- [Stated task]: Quote the rows below verbatim, from the row containing "Identify all the elements below and their bounding boxes. List" up to and including the row containing "volume-label[interactable]: Vol ·".

- [Data section]:
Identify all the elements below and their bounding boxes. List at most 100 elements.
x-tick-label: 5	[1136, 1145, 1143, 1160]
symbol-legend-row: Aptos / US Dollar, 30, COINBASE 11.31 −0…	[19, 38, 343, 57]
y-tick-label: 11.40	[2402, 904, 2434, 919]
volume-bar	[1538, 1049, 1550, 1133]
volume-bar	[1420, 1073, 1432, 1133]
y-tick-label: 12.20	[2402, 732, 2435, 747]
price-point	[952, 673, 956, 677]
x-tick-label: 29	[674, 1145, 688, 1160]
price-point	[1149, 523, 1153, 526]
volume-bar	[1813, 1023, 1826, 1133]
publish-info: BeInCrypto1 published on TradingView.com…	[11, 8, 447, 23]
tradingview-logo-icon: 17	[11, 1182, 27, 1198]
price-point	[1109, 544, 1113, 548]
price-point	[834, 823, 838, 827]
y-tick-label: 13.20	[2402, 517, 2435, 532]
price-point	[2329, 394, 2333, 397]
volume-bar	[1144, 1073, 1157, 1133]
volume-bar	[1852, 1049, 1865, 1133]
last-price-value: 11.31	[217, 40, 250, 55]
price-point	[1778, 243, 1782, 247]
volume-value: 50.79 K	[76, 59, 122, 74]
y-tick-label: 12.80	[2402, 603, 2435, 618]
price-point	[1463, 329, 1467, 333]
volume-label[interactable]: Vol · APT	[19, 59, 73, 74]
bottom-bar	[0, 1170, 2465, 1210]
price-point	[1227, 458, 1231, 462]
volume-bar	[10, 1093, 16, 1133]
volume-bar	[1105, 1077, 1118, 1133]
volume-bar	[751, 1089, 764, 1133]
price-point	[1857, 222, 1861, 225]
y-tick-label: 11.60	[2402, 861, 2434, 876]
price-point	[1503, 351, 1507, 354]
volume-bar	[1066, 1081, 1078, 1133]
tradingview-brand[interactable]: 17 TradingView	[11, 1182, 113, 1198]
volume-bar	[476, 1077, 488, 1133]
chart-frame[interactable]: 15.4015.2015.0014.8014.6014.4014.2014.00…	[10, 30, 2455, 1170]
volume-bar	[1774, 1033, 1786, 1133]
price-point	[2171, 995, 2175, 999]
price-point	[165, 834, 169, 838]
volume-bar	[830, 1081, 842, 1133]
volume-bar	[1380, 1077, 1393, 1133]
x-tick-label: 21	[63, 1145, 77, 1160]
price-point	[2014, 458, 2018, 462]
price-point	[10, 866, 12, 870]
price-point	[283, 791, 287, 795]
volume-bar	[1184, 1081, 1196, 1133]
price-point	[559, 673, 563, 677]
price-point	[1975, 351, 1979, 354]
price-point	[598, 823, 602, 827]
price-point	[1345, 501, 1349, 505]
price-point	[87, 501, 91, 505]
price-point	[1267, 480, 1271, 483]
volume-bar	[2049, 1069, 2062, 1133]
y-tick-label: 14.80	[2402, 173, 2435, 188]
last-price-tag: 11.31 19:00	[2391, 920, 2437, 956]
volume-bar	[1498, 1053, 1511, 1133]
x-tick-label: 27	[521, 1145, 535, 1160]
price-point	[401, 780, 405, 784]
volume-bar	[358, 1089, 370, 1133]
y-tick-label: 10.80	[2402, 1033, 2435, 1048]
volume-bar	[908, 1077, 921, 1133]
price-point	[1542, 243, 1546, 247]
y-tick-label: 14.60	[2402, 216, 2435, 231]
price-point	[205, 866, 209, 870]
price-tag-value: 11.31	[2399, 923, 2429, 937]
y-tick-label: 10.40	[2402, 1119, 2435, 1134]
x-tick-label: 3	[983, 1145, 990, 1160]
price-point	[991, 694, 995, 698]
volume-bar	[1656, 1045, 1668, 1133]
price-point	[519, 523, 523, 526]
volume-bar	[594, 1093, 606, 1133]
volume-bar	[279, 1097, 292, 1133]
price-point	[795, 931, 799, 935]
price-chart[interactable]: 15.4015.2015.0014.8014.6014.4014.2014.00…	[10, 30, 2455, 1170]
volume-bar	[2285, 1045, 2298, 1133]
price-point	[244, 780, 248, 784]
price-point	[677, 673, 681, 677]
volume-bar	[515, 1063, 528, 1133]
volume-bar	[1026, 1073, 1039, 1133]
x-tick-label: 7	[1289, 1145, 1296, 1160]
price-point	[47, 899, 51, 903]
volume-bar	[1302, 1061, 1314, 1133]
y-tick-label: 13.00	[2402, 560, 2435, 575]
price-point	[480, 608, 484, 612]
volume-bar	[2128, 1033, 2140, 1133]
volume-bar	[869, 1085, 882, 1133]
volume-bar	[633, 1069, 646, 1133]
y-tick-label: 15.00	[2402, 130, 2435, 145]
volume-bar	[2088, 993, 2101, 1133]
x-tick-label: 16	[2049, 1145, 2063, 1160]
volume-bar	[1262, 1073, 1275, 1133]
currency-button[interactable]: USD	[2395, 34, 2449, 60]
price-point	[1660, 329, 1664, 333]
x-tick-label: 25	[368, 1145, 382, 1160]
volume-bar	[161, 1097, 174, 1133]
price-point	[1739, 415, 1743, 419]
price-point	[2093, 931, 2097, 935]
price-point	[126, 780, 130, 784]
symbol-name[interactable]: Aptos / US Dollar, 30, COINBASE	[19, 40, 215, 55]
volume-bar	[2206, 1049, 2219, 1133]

---

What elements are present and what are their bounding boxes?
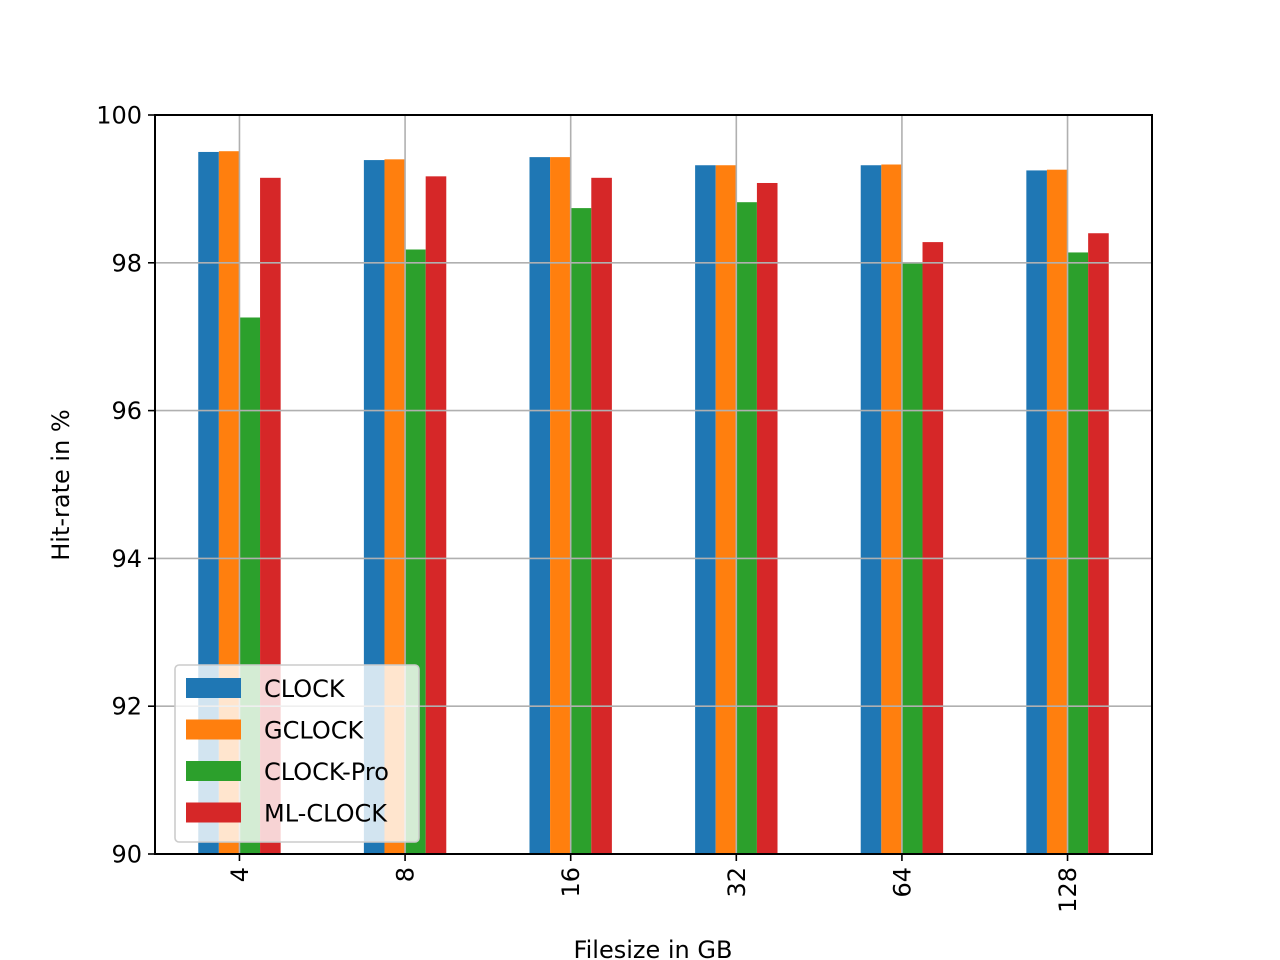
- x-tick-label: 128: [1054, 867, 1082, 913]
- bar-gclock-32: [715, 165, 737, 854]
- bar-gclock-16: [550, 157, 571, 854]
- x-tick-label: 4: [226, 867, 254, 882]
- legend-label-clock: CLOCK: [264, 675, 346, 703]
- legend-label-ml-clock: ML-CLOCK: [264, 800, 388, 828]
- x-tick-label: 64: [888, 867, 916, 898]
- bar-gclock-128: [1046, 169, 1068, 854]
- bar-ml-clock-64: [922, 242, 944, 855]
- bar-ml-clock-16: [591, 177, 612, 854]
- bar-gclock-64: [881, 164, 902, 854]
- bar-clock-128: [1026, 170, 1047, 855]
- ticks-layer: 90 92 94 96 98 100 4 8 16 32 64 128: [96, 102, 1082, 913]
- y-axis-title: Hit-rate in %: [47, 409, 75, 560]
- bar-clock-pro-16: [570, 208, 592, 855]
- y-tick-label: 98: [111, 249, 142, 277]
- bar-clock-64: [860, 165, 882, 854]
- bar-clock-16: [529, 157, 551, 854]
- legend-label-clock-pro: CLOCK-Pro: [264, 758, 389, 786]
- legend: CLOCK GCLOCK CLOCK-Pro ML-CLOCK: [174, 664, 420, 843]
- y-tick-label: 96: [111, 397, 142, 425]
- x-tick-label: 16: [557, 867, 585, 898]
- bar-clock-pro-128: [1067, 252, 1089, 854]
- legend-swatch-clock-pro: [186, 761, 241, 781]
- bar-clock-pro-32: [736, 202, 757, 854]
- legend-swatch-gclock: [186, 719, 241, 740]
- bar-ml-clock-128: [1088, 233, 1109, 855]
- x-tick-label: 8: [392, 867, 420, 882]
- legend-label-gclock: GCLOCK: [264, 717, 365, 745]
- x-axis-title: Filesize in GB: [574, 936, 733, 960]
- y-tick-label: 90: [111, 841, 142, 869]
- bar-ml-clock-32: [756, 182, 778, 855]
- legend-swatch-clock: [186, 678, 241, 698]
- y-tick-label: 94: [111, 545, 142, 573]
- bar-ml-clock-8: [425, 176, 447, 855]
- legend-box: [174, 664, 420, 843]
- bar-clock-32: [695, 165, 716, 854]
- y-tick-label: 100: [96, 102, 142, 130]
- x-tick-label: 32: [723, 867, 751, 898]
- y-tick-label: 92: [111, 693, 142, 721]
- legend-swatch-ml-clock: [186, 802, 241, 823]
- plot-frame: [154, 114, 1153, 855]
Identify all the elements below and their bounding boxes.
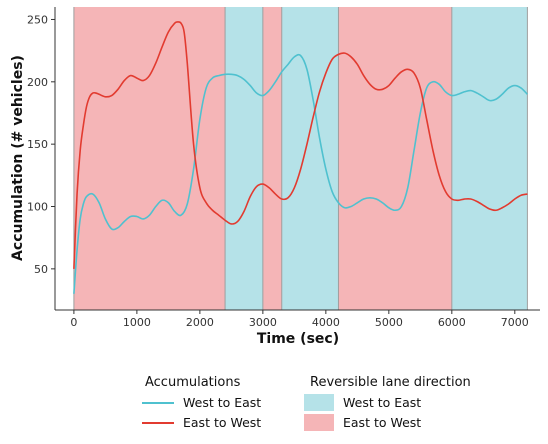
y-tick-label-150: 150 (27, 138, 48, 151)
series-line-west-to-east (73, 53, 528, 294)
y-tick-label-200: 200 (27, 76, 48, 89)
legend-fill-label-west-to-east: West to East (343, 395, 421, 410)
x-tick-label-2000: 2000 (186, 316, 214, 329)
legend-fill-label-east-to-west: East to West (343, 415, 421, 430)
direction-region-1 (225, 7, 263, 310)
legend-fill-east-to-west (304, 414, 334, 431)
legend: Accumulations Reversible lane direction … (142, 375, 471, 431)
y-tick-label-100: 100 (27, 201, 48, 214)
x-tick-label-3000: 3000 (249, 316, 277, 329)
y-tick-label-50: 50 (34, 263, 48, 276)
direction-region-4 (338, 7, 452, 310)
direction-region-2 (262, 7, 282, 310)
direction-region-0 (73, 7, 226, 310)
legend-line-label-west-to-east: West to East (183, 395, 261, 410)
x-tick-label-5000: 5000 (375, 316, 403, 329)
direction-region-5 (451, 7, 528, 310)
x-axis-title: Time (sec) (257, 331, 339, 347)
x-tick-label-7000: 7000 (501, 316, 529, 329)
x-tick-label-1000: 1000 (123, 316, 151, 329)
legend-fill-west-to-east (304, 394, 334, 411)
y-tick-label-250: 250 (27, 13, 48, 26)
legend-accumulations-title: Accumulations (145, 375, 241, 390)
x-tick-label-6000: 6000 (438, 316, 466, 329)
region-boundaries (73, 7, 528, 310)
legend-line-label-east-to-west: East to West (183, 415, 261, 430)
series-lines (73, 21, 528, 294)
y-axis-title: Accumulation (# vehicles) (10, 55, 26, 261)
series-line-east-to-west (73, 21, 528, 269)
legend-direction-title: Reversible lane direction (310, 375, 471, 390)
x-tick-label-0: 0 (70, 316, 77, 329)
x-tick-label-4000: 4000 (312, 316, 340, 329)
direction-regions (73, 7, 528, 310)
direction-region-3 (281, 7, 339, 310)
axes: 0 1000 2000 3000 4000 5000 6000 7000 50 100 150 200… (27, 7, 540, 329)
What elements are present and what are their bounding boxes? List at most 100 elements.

- [Exercise response]:
Identify all the elements below and their bounding boxes. List at most 100 elements.
x-tick-label: 5	[1136, 1145, 1143, 1160]
symbol-legend-row: Aptos / US Dollar, 30, COINBASE 11.31 −0…	[19, 38, 343, 57]
y-tick-label: 11.40	[2402, 904, 2434, 919]
volume-bar	[1538, 1049, 1550, 1133]
volume-bar	[1420, 1073, 1432, 1133]
y-tick-label: 12.20	[2402, 732, 2435, 747]
price-point	[952, 673, 956, 677]
x-tick-label: 29	[674, 1145, 688, 1160]
price-point	[1149, 523, 1153, 526]
volume-bar	[1813, 1023, 1826, 1133]
publish-info: BeInCrypto1 published on TradingView.com…	[11, 8, 447, 23]
tradingview-logo-icon: 17	[11, 1182, 27, 1198]
price-point	[1109, 544, 1113, 548]
price-point	[834, 823, 838, 827]
y-tick-label: 13.20	[2402, 517, 2435, 532]
price-point	[2329, 394, 2333, 397]
volume-bar	[1144, 1073, 1157, 1133]
volume-bar	[1852, 1049, 1865, 1133]
last-price-value: 11.31	[217, 40, 250, 55]
price-point	[1778, 243, 1782, 247]
volume-value: 50.79 K	[76, 59, 122, 74]
y-tick-label: 12.80	[2402, 603, 2435, 618]
price-point	[1463, 329, 1467, 333]
volume-label[interactable]: Vol · APT	[19, 59, 73, 74]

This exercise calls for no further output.